--- Input data ---
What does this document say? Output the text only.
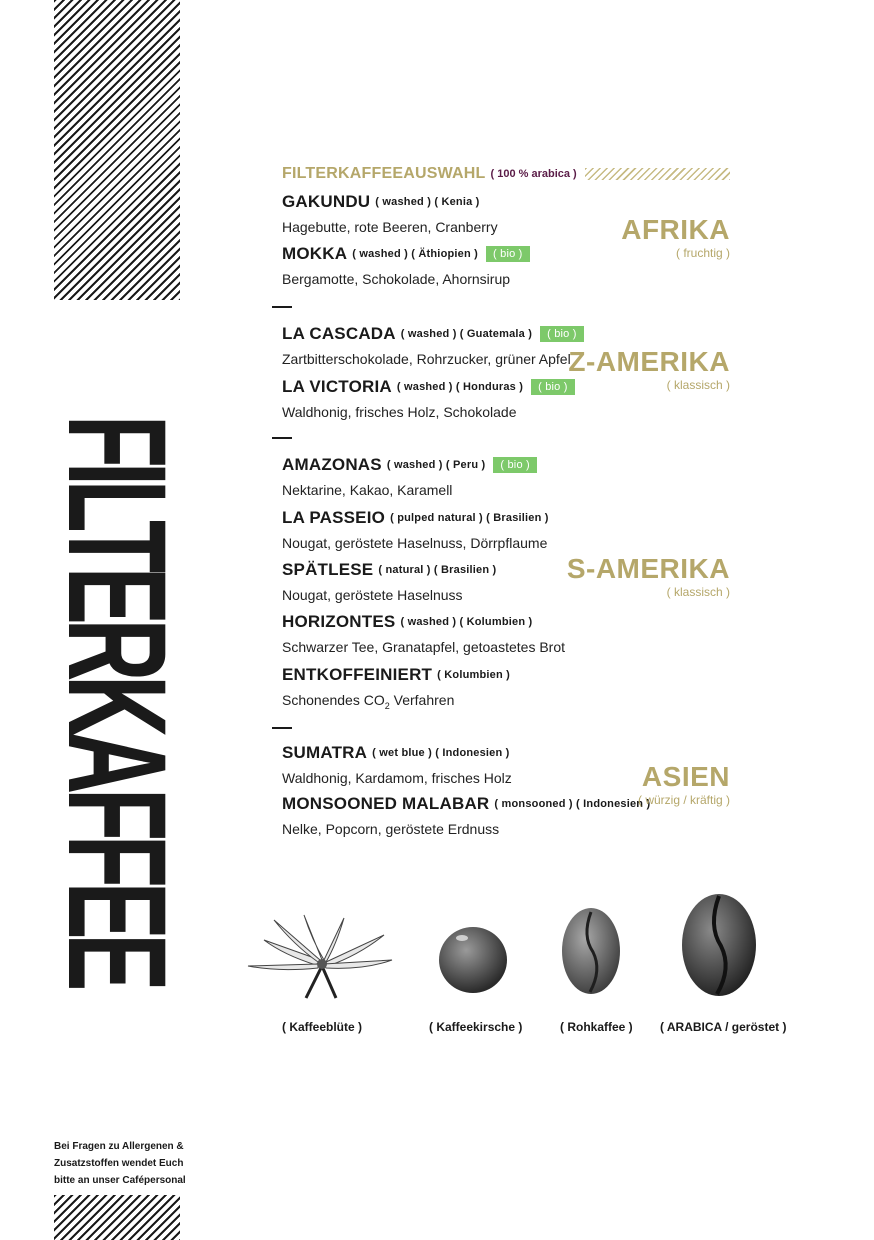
FILTERKAFFEE
FILTERKAFFEEAUSWAHL ( 100 % arabica )
GAKUNDU ( washed ) ( Kenia )
Hagebutte, rote Beeren, Cranberry
MOKKA ( washed ) ( Äthiopien )	( bio )
Bergamotte, Schokolade, Ahornsirup
AFRIKA
( fruchtig )
LA CASCADA ( washed ) ( Guatemala )	( bio )
Zartbitterschokolade, Rohrzucker, grüner Apfel
LA VICTORIA ( washed ) ( Honduras )	( bio )
Waldhonig, frisches Holz, Schokolade
Z-AMERIKA
( klassisch )
AMAZONAS ( washed ) ( Peru )	( bio )
Nektarine, Kakao, Karamell
LA PASSEIO ( pulped natural ) ( Brasilien )
Nougat, geröstete Haselnuss, Dörrpflaume
SPÄTLESE ( natural ) ( Brasilien )
Nougat, geröstete Haselnuss
HORIZONTES ( washed ) ( Kolumbien )
Schwarzer Tee, Granatapfel, getoastetes Brot
ENTKOFFEINIERT ( Kolumbien )
Schonendes $CO_2$ Verfahren
S-AMERIKA
( klassisch )
SUMATRA ( wet blue ) ( Indonesien )
Waldhonig, Kardamom, frisches Holz
MONSOONED MALABAR ( monsooned ) ( Indonesien )
Nelke, Popcorn, geröstete Erdnuss
ASIEN
( würzig / kräftig )
( Kaffeeblüte )	( Kaffeekirsche )	( Rohkaffee ) ( ARABICA / geröstet )
Bei Fragen zu Allergenen & Zusatzstoffen wendet Euch bitte an unser Cafépersonal
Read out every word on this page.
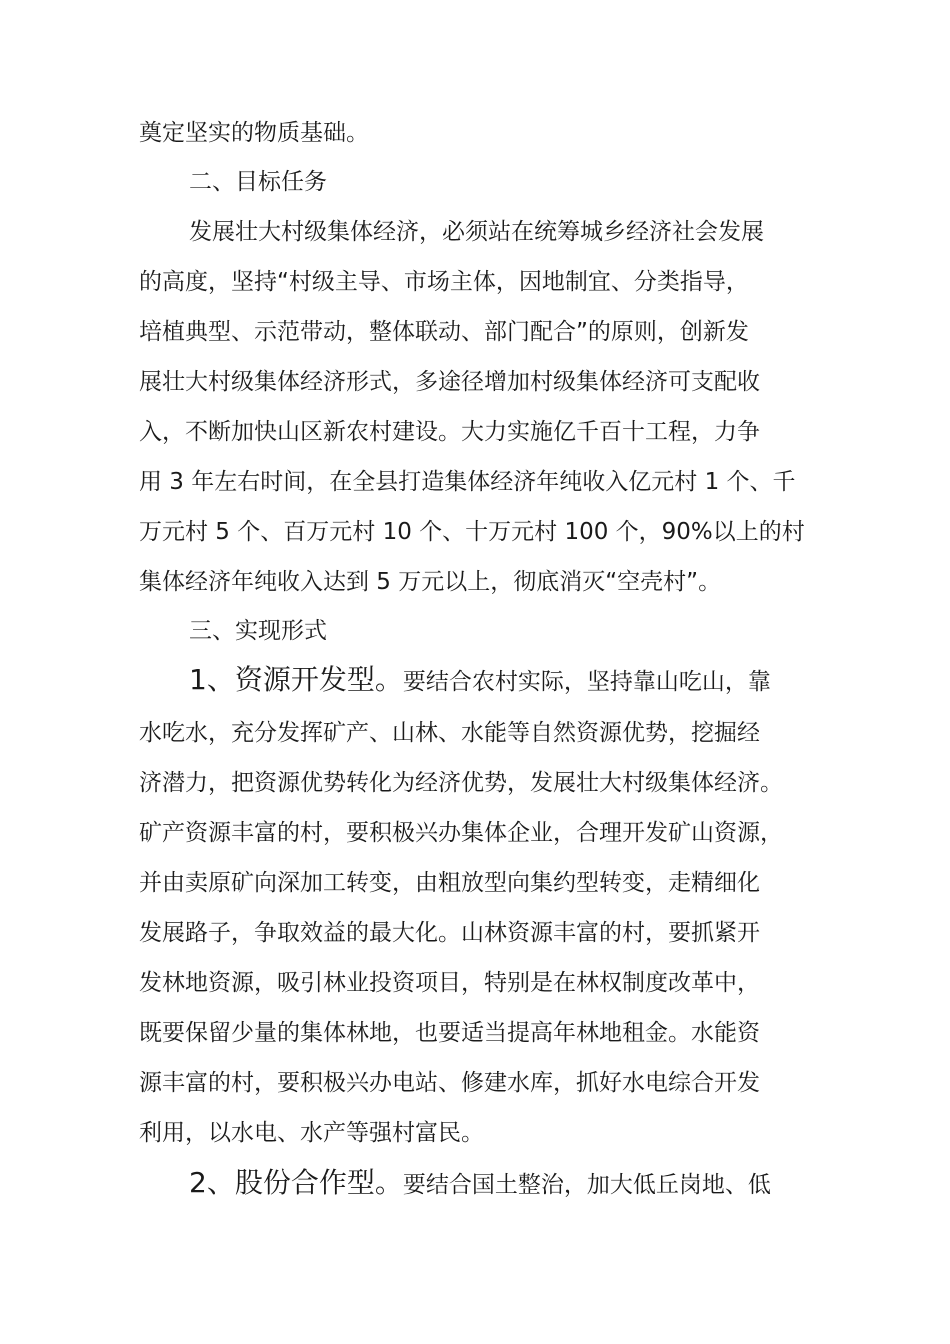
奠定坚实的物质基础。
二、目标任务
发展壮大村级集体经济，必须站在统筹城乡经济社会发展
的高度，坚持“村级主导、市场主体，因地制宜、分类指导，
培植典型、示范带动，整体联动、部门配合”的原则，创新发
展壮大村级集体经济形式，多途径增加村级集体经济可支配收
入，不断加快山区新农村建设。大力实施亿千百十工程，力争
用 3 年左右时间，在全县打造集体经济年纯收入亿元村 1 个、千
万元村 5 个、百万元村 10 个、十万元村 100 个，90%以上的村
集体经济年纯收入达到 5 万元以上，彻底消灭“空壳村”。
三、实现形式
1、资源开发型。要结合农村实际，坚持靠山吃山，靠
水吃水，充分发挥矿产、山林、水能等自然资源优势，挖掘经
济潜力，把资源优势转化为经济优势，发展壮大村级集体经济。
矿产资源丰富的村，要积极兴办集体企业，合理开发矿山资源，
并由卖原矿向深加工转变，由粗放型向集约型转变，走精细化
发展路子，争取效益的最大化。山林资源丰富的村，要抓紧开
发林地资源，吸引林业投资项目，特别是在林权制度改革中，
既要保留少量的集体林地，也要适当提高年林地租金。水能资
源丰富的村，要积极兴办电站、修建水库，抓好水电综合开发
利用，以水电、水产等强村富民。
2、股份合作型。要结合国土整治，加大低丘岗地、低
---
(Set problem) The listing above needs to be output again exactly. Don't include the pictures.

(Correct answer)
What does this document say? Output the text only.
FILTERKAFFEE
FILTERKAFFEEAUSWAHL ( 100 % arabica )
GAKUNDU ( washed ) ( Kenia )
Hagebutte, rote Beeren, Cranberry
MOKKA ( washed ) ( Äthiopien )	( bio )
Bergamotte, Schokolade, Ahornsirup
AFRIKA
( fruchtig )
LA CASCADA ( washed ) ( Guatemala )	( bio )
Zartbitterschokolade, Rohrzucker, grüner Apfel
LA VICTORIA ( washed ) ( Honduras )	( bio )
Waldhonig, frisches Holz, Schokolade
Z-AMERIKA
( klassisch )
AMAZONAS ( washed ) ( Peru )	( bio )
Nektarine, Kakao, Karamell
LA PASSEIO ( pulped natural ) ( Brasilien )
Nougat, geröstete Haselnuss, Dörrpflaume
SPÄTLESE ( natural ) ( Brasilien )
Nougat, geröstete Haselnuss
HORIZONTES ( washed ) ( Kolumbien )
Schwarzer Tee, Granatapfel, getoastetes Brot
ENTKOFFEINIERT ( Kolumbien )
Schonendes $CO_2$ Verfahren
S-AMERIKA
( klassisch )
SUMATRA ( wet blue ) ( Indonesien )
Waldhonig, Kardamom, frisches Holz
MONSOONED MALABAR ( monsooned ) ( Indonesien )
Nelke, Popcorn, geröstete Erdnuss
ASIEN
( würzig / kräftig )
( Kaffeeblüte )	( Kaffeekirsche )	( Rohkaffee ) ( ARABICA / geröstet )
Bei Fragen zu Allergenen & Zusatzstoffen wendet Euch bitte an unser Cafépersonal
Read out every word on this page.
奠定坚实的物质基础。
二、目标任务
发展壮大村级集体经济，必须站在统筹城乡经济社会发展
的高度，坚持“村级主导、市场主体，因地制宜、分类指导，
培植典型、示范带动，整体联动、部门配合”的原则，创新发
展壮大村级集体经济形式，多途径增加村级集体经济可支配收
入，不断加快山区新农村建设。大力实施亿千百十工程，力争
用 3 年左右时间，在全县打造集体经济年纯收入亿元村 1 个、千
万元村 5 个、百万元村 10 个、十万元村 100 个，90%以上的村
集体经济年纯收入达到 5 万元以上，彻底消灭“空壳村”。
三、实现形式
1、资源开发型。要结合农村实际，坚持靠山吃山，靠
水吃水，充分发挥矿产、山林、水能等自然资源优势，挖掘经
济潜力，把资源优势转化为经济优势，发展壮大村级集体经济。
矿产资源丰富的村，要积极兴办集体企业，合理开发矿山资源，
并由卖原矿向深加工转变，由粗放型向集约型转变，走精细化
发展路子，争取效益的最大化。山林资源丰富的村，要抓紧开
发林地资源，吸引林业投资项目，特别是在林权制度改革中，
既要保留少量的集体林地，也要适当提高年林地租金。水能资
源丰富的村，要积极兴办电站、修建水库，抓好水电综合开发
利用，以水电、水产等强村富民。
2、股份合作型。要结合国土整治，加大低丘岗地、低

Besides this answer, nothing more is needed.